- **Record set**

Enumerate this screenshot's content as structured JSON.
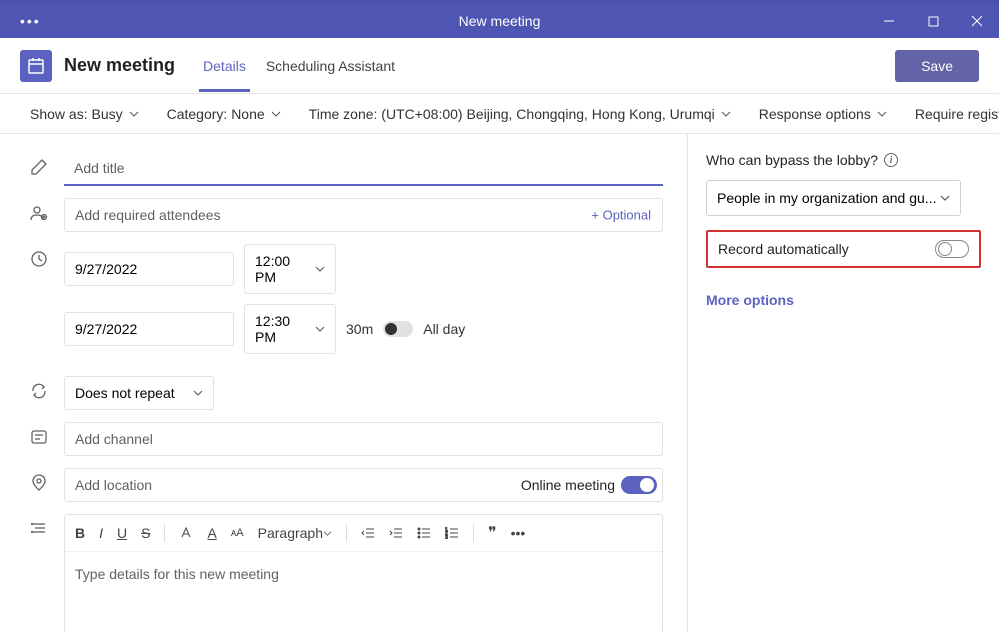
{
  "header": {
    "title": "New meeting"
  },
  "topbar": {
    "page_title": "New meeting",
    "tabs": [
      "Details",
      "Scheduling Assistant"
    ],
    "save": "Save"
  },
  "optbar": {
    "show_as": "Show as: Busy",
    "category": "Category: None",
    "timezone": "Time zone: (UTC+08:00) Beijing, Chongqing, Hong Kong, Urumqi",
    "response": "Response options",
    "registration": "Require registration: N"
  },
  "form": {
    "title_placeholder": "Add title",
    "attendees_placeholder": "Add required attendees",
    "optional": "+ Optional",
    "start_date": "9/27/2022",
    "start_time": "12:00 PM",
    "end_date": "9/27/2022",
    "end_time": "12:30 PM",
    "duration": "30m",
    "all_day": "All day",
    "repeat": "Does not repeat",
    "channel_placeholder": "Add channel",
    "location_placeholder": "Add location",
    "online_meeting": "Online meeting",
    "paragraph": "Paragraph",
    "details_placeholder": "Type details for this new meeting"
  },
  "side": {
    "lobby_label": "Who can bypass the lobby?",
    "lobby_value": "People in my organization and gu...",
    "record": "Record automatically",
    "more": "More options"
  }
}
--
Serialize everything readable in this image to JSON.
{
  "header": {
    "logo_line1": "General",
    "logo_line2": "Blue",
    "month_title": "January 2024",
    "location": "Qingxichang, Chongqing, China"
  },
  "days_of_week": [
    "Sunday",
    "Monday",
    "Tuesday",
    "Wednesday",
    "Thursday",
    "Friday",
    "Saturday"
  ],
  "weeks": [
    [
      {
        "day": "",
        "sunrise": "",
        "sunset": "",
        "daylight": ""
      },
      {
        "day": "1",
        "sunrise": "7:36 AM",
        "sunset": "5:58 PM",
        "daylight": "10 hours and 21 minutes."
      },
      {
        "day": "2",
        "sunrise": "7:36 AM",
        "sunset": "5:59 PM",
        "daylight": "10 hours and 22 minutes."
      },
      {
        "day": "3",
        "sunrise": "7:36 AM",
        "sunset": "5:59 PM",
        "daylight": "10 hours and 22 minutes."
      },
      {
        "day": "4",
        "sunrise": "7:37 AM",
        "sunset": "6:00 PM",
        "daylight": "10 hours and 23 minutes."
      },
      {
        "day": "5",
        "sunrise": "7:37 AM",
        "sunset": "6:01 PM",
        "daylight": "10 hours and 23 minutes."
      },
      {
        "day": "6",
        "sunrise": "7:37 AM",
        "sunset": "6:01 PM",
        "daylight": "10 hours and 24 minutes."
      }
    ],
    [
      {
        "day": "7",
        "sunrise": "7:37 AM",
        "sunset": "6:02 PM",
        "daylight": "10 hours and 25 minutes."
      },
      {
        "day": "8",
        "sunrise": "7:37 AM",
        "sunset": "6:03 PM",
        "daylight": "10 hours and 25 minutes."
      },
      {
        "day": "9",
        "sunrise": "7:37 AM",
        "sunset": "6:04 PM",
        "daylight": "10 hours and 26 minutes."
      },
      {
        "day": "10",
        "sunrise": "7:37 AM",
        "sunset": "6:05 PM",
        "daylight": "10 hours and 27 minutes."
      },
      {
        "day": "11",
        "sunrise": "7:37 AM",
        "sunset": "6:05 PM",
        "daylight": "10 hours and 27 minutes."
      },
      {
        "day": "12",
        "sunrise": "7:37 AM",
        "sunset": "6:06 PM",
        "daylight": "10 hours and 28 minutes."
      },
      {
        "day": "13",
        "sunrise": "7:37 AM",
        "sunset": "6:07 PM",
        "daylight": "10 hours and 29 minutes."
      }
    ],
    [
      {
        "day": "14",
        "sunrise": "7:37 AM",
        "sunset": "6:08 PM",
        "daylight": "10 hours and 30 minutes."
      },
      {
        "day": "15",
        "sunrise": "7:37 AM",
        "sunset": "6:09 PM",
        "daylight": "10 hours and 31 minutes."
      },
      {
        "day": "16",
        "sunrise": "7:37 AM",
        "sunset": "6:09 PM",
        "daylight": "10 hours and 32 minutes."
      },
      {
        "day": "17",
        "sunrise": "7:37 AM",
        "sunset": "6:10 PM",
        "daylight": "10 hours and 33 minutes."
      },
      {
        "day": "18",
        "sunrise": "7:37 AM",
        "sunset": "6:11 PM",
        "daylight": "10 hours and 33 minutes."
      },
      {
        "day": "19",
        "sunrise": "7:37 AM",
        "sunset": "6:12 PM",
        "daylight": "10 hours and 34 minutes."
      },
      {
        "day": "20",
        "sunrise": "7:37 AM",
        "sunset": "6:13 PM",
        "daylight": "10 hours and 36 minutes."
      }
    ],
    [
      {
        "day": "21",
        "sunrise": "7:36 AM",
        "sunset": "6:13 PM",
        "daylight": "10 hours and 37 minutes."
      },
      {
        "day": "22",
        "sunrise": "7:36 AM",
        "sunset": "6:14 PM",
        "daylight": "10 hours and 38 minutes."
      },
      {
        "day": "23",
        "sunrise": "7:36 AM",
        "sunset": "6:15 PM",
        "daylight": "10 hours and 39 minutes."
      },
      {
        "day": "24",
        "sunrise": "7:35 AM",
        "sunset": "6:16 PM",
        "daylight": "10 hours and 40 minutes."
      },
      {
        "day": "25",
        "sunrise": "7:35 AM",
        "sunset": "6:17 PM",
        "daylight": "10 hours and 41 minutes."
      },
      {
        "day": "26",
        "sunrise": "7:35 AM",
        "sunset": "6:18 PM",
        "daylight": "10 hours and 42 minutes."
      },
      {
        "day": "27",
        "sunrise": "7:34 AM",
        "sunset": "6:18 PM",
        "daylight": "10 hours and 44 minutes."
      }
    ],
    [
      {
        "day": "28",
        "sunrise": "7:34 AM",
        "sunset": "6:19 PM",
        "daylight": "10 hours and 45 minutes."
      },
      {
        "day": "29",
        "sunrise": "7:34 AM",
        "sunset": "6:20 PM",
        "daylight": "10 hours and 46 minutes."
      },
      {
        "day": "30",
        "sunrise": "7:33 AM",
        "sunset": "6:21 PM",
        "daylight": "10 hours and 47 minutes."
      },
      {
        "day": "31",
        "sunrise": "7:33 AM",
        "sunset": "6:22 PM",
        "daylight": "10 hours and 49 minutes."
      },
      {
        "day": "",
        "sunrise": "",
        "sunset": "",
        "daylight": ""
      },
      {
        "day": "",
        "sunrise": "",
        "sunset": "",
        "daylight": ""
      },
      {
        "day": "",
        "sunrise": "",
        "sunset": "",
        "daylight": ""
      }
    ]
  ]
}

- **Exercise goal**
Gather all lines where the word "location" appears.

- **Result of this exercise**
    "location_placeholder": "Add location",
    "location": "Qingxichang, Chongqing, China"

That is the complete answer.